• [Records shown]
[start]

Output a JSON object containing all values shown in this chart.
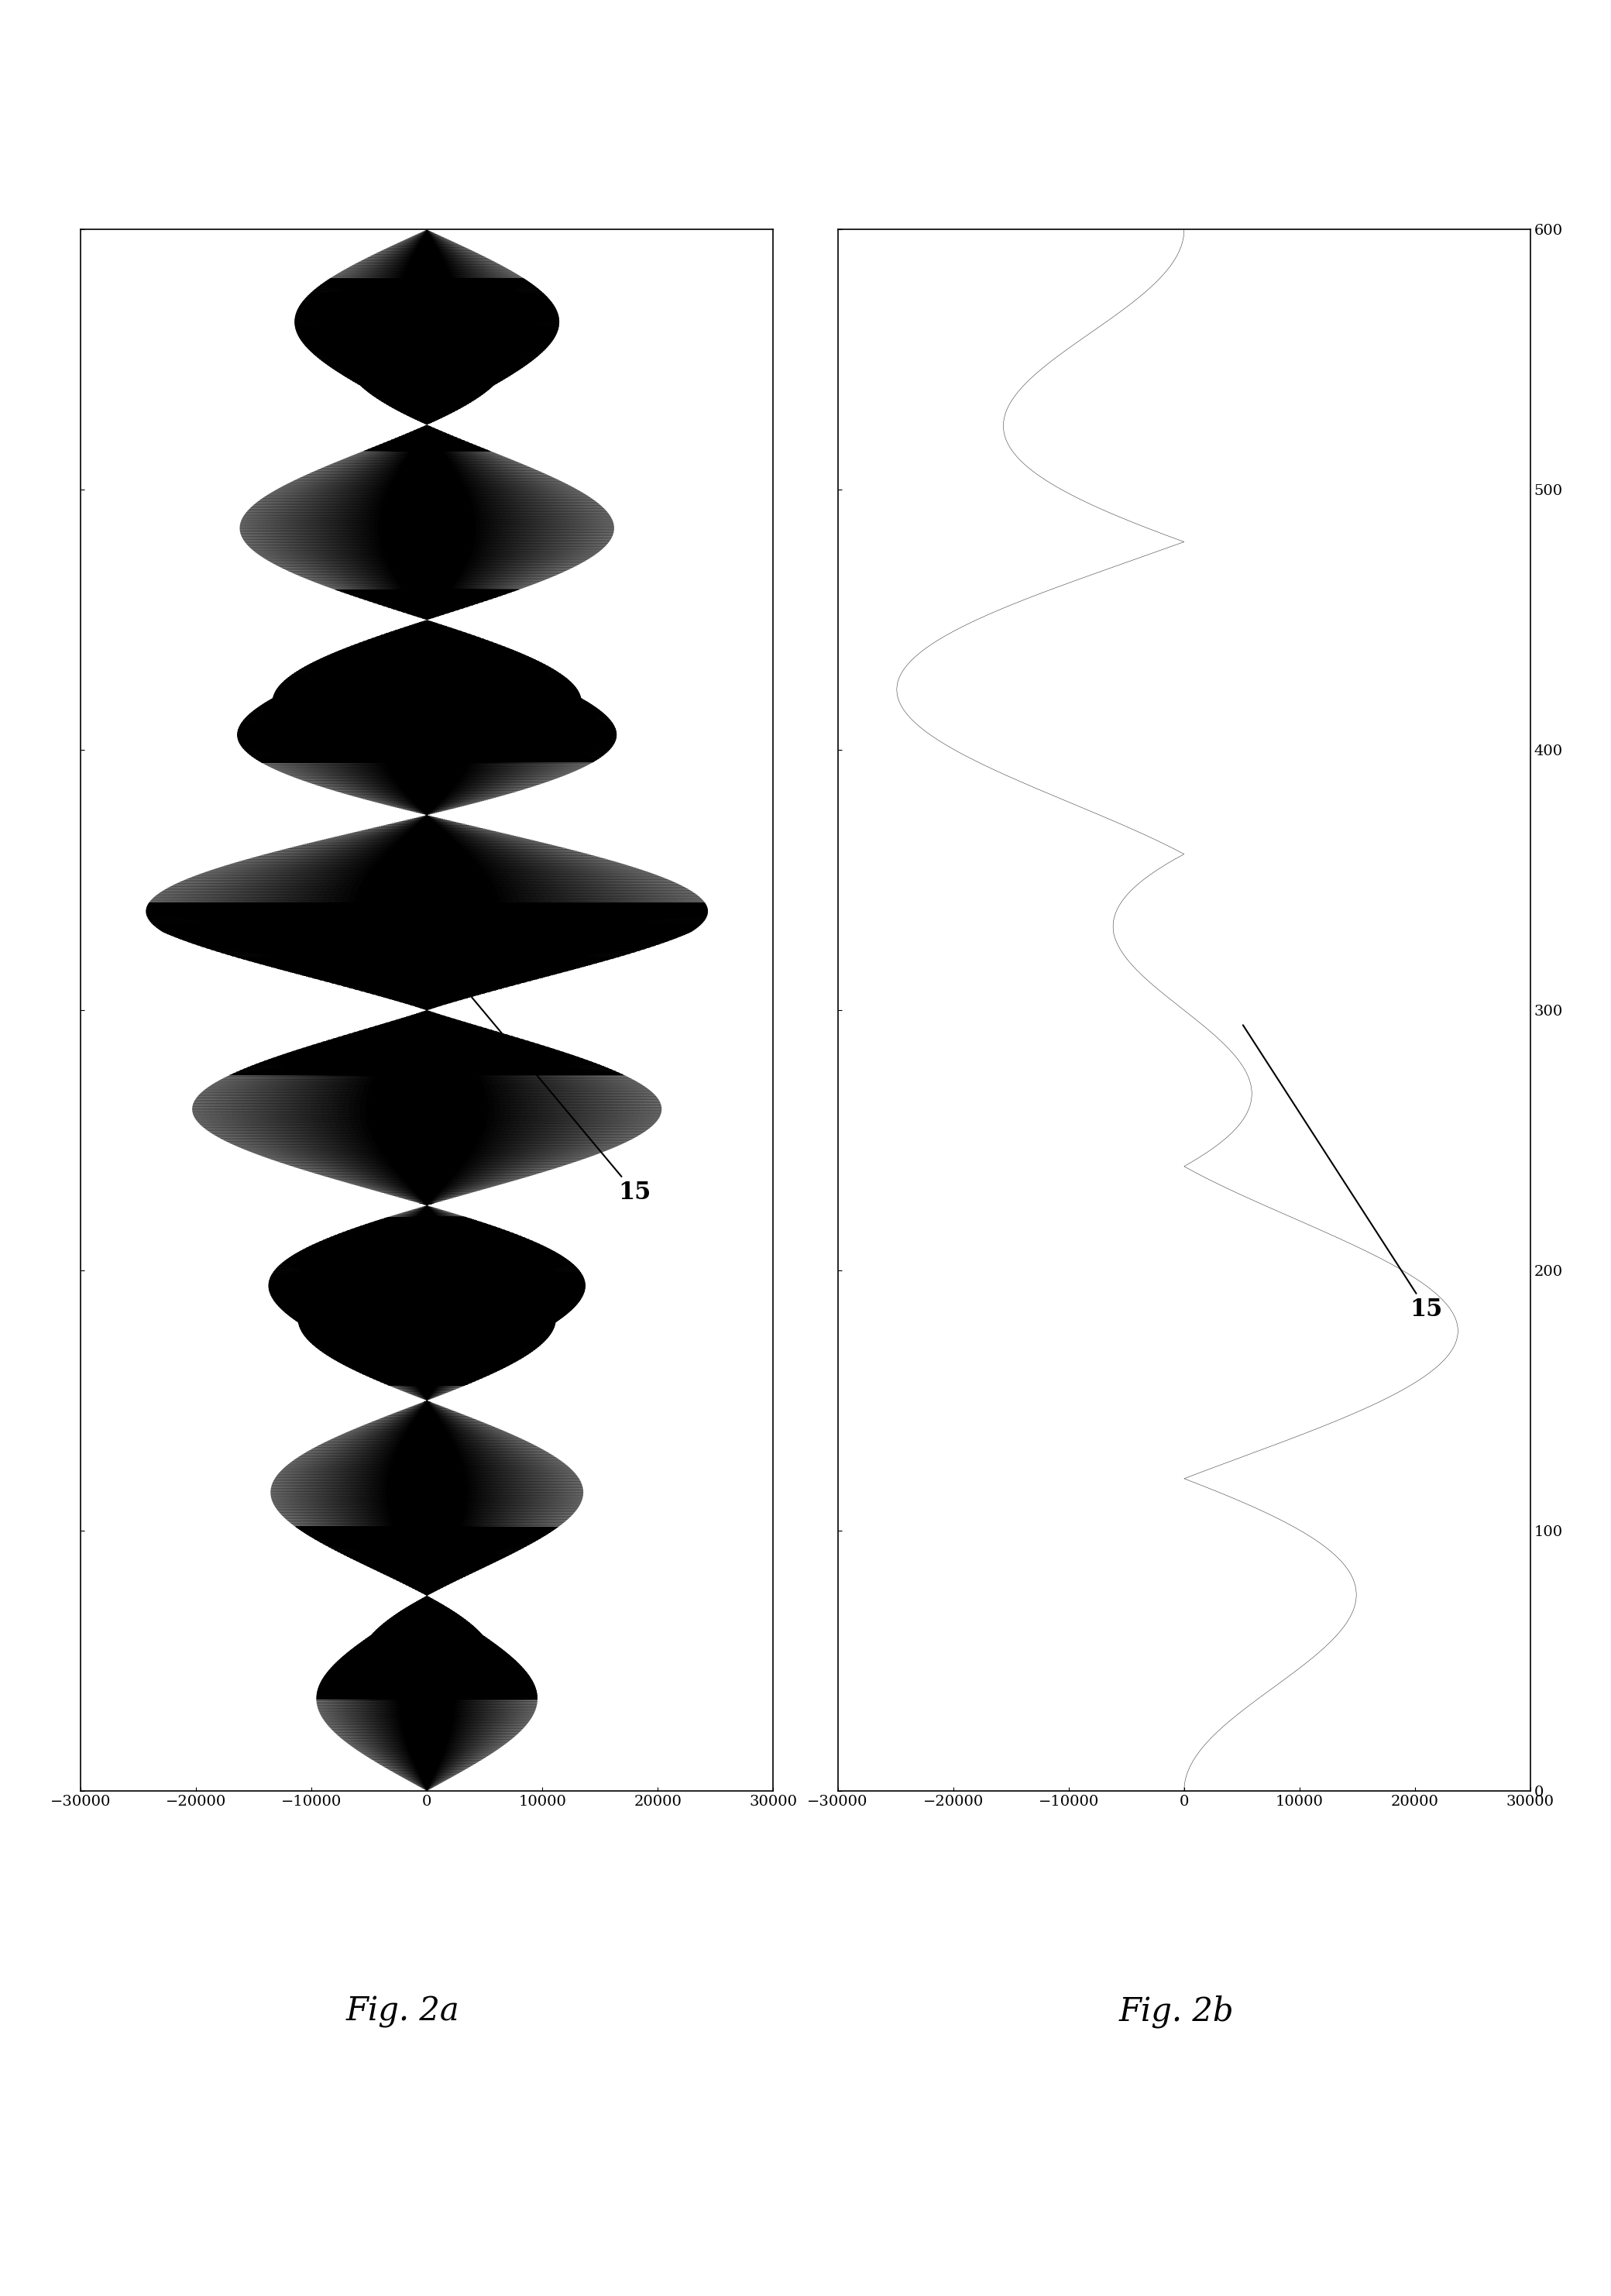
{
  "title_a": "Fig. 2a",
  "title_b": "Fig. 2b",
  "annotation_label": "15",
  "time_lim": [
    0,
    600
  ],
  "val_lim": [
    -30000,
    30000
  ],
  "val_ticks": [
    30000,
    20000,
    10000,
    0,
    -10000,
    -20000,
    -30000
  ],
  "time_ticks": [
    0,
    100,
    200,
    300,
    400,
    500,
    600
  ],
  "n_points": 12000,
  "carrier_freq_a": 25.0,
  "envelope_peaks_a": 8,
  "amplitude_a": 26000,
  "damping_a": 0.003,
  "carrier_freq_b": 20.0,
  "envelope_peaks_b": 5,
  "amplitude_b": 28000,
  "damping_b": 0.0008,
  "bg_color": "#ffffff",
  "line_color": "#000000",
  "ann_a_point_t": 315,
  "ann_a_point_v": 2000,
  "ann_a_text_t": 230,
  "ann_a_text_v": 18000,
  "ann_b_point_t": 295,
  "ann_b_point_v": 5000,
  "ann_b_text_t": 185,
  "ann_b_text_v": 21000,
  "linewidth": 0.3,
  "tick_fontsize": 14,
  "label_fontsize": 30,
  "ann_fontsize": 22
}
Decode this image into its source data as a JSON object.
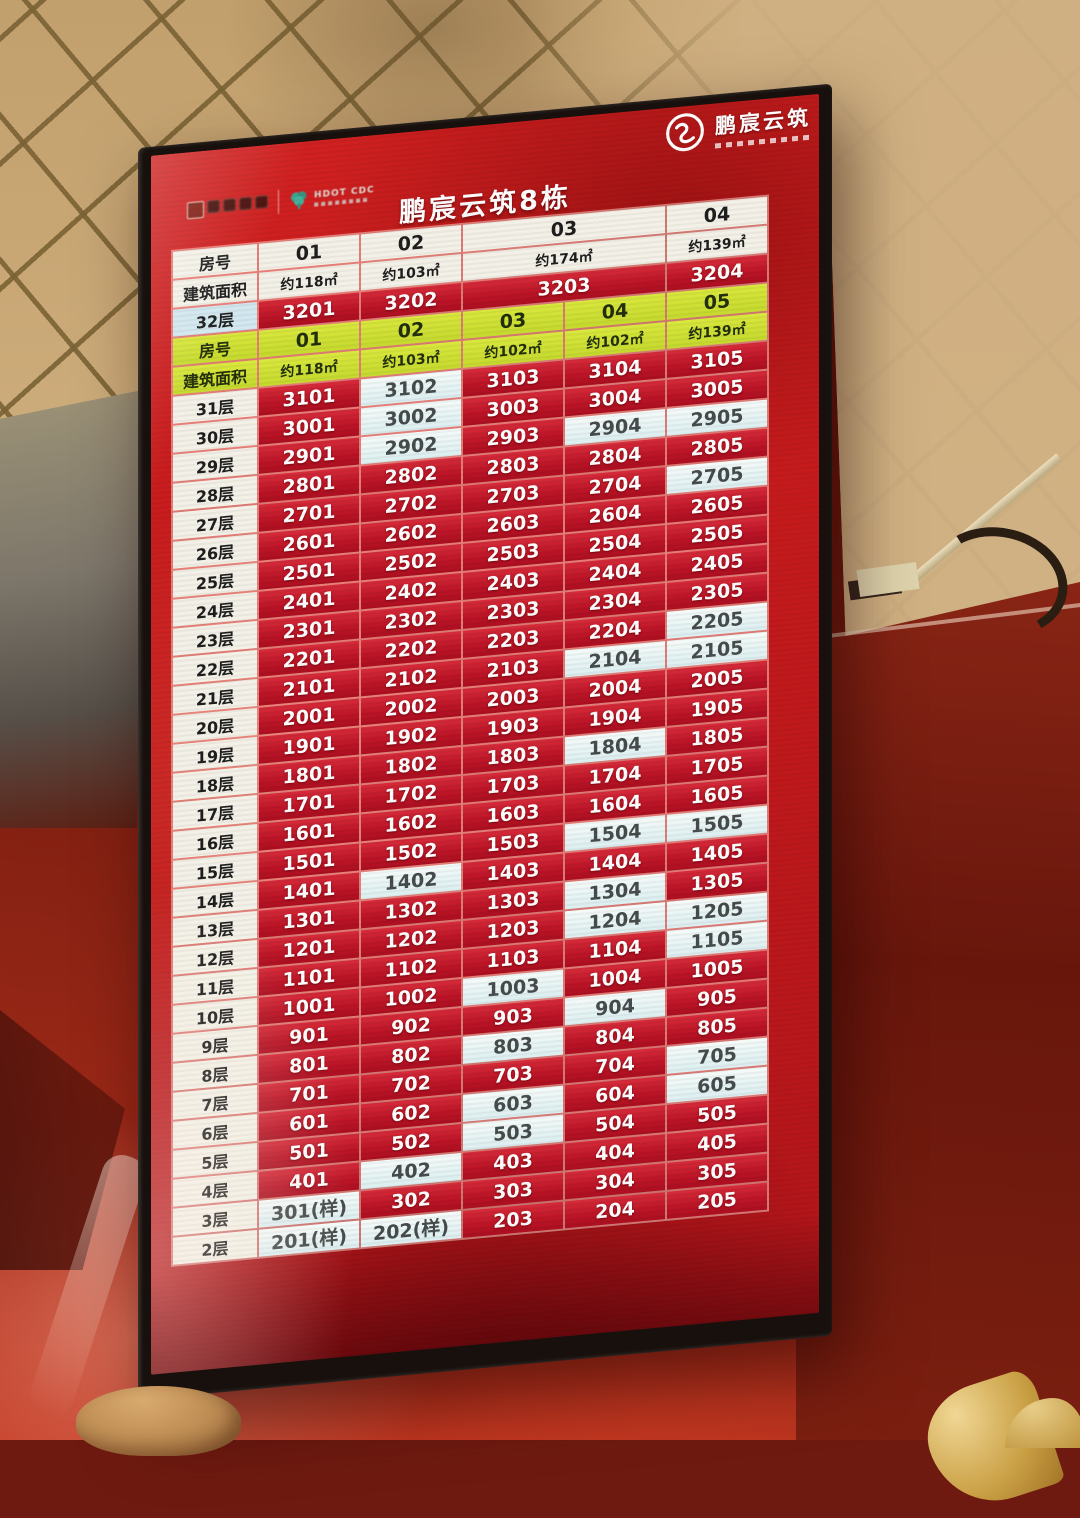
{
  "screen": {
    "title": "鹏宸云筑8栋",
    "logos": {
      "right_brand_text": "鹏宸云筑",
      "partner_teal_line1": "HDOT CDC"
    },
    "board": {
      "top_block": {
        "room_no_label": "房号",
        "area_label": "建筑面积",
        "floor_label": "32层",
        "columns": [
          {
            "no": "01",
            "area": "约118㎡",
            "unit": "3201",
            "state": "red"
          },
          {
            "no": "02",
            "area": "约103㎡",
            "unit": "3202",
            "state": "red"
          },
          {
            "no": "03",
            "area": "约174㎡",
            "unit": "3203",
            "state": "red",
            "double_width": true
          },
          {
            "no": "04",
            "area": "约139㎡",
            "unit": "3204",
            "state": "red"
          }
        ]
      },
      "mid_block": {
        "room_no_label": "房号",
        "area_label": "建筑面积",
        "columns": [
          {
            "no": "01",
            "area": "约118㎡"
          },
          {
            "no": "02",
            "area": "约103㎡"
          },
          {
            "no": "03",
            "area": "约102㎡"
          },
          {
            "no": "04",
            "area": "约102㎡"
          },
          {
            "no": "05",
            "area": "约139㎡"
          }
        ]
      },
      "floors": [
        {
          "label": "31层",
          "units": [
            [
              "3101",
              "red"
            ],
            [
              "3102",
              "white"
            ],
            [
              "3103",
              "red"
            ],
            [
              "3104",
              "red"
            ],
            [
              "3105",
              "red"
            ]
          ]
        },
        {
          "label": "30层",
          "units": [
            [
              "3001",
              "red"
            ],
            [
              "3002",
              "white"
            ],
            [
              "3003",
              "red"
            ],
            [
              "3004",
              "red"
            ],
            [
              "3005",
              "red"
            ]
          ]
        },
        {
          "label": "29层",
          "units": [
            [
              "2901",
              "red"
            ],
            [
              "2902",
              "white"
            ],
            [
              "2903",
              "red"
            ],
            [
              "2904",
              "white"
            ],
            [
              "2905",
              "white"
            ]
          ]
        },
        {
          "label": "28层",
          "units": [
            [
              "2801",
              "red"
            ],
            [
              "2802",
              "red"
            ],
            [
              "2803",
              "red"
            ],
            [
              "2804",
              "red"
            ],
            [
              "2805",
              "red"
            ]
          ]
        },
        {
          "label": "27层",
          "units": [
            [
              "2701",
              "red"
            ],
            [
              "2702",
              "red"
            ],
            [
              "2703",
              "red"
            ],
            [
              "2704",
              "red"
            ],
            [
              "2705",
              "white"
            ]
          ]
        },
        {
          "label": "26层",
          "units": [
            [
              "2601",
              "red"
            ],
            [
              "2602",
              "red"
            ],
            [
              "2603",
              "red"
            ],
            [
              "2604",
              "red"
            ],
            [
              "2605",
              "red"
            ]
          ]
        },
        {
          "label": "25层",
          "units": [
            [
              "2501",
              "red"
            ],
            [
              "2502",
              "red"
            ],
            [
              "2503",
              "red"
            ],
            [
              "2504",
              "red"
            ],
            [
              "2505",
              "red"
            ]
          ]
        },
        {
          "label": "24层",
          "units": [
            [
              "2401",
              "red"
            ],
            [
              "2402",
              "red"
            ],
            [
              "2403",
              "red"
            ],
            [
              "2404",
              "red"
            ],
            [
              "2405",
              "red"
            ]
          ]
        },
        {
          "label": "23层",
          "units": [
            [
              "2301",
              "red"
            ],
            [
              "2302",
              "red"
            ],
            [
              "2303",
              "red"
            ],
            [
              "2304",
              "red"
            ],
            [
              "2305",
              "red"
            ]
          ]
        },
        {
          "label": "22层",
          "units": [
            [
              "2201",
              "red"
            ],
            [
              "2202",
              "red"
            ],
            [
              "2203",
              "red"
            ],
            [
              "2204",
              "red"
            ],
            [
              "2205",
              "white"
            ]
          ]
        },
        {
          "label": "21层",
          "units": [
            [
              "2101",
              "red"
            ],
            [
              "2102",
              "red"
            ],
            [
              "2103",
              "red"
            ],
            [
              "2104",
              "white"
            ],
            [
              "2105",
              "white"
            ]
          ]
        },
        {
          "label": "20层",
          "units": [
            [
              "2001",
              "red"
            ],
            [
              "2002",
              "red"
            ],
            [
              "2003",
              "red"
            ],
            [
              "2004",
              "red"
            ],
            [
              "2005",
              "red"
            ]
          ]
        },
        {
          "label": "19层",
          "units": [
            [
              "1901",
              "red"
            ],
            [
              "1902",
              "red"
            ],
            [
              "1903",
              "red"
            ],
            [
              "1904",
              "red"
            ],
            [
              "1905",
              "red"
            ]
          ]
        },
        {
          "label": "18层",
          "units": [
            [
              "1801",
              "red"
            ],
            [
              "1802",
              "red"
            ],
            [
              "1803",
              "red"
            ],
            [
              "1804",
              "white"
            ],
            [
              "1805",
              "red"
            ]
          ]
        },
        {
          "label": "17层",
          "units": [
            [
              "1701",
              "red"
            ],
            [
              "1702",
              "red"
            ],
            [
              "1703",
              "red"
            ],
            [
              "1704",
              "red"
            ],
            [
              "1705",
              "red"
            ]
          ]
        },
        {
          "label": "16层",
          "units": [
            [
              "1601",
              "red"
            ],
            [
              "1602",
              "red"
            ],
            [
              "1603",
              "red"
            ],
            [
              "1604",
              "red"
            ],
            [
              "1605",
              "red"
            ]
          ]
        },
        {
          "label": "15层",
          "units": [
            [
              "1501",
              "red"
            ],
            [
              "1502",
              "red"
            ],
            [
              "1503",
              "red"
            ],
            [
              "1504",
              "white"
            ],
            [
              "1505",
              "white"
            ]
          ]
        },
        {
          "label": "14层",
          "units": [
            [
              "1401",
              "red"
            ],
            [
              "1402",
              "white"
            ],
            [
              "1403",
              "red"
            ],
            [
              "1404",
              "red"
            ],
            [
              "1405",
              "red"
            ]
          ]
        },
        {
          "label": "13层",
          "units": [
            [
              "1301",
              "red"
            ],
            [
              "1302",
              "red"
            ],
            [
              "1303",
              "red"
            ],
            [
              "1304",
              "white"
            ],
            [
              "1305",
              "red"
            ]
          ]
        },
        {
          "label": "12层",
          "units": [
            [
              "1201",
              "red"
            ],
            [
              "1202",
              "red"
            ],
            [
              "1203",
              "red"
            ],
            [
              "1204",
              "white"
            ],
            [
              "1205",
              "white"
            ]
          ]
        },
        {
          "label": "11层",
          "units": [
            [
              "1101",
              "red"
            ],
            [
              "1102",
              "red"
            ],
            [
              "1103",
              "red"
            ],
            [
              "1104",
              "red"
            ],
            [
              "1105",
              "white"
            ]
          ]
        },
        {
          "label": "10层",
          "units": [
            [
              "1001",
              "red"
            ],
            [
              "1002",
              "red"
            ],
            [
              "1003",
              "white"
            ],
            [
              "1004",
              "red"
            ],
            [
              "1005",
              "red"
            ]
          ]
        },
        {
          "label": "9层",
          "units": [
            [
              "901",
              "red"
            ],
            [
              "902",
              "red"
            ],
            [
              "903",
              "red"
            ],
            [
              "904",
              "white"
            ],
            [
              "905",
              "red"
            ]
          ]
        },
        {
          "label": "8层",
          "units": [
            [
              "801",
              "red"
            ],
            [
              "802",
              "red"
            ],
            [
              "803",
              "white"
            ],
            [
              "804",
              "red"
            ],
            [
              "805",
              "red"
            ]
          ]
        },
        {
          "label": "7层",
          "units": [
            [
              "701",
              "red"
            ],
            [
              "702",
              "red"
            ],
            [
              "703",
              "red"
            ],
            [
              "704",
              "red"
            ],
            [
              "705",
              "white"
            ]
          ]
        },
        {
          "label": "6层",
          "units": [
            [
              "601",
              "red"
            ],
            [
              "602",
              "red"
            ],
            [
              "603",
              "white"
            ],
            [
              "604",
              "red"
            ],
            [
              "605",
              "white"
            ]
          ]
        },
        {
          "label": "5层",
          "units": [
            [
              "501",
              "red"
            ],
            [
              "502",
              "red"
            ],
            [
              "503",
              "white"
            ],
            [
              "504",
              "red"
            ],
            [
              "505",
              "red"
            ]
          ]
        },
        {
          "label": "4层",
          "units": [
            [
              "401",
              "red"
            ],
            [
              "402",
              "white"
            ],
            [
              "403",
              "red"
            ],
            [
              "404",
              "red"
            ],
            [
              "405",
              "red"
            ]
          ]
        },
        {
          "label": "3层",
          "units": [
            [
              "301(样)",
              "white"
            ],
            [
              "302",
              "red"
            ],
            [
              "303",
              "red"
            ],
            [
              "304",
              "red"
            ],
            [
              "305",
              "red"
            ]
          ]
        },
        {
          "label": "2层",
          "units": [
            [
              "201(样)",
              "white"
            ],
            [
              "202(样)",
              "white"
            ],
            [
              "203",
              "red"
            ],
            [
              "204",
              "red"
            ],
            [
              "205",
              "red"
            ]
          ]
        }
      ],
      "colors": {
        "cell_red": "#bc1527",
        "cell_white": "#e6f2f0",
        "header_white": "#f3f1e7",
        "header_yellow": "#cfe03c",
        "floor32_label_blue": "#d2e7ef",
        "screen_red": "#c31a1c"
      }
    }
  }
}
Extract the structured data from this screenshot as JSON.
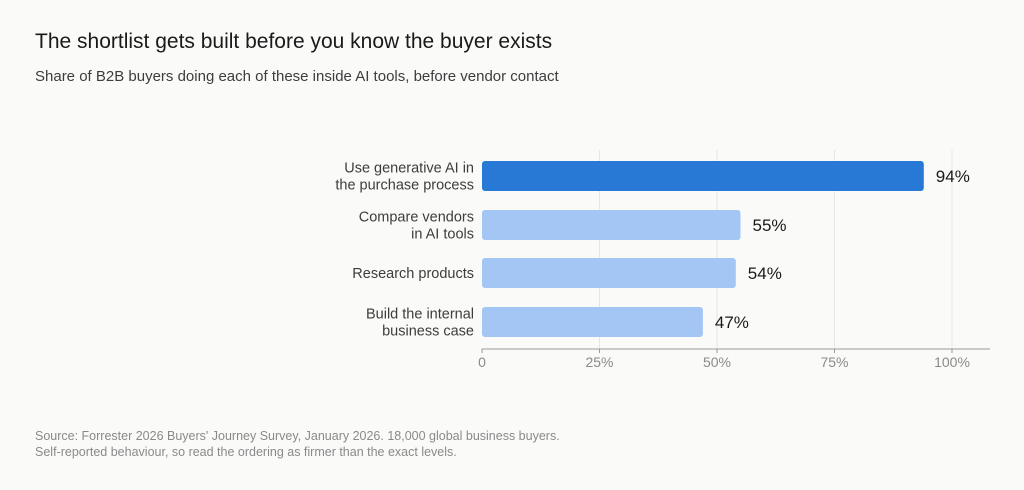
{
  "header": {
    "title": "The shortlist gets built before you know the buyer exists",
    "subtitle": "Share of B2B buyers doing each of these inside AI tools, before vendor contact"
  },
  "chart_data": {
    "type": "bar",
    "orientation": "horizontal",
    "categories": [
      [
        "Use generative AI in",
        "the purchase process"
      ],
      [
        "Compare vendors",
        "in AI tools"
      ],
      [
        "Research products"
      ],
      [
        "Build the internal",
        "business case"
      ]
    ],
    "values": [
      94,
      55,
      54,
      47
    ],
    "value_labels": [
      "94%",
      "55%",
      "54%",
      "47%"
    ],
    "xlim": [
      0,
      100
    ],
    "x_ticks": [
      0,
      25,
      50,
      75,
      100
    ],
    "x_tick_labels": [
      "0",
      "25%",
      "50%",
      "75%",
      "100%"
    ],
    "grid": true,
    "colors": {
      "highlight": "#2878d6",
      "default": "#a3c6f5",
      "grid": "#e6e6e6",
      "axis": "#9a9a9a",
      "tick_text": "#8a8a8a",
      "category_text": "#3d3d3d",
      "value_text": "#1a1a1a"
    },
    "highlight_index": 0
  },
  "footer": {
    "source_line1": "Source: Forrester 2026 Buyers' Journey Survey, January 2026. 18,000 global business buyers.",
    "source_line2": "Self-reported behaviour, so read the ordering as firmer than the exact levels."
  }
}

[end]

• [What is being asked] Give back word for word the lines from the one containing "Extract the structured" through the final line of the data above. Pictures are to be left out.

• [Worked solution]
Extract the structured data from this screenshot as JSON.
{
  "header": {
    "title": "The shortlist gets built before you know the buyer exists",
    "subtitle": "Share of B2B buyers doing each of these inside AI tools, before vendor contact"
  },
  "chart_data": {
    "type": "bar",
    "orientation": "horizontal",
    "categories": [
      [
        "Use generative AI in",
        "the purchase process"
      ],
      [
        "Compare vendors",
        "in AI tools"
      ],
      [
        "Research products"
      ],
      [
        "Build the internal",
        "business case"
      ]
    ],
    "values": [
      94,
      55,
      54,
      47
    ],
    "value_labels": [
      "94%",
      "55%",
      "54%",
      "47%"
    ],
    "xlim": [
      0,
      100
    ],
    "x_ticks": [
      0,
      25,
      50,
      75,
      100
    ],
    "x_tick_labels": [
      "0",
      "25%",
      "50%",
      "75%",
      "100%"
    ],
    "grid": true,
    "colors": {
      "highlight": "#2878d6",
      "default": "#a3c6f5",
      "grid": "#e6e6e6",
      "axis": "#9a9a9a",
      "tick_text": "#8a8a8a",
      "category_text": "#3d3d3d",
      "value_text": "#1a1a1a"
    },
    "highlight_index": 0
  },
  "footer": {
    "source_line1": "Source: Forrester 2026 Buyers' Journey Survey, January 2026. 18,000 global business buyers.",
    "source_line2": "Self-reported behaviour, so read the ordering as firmer than the exact levels."
  }
}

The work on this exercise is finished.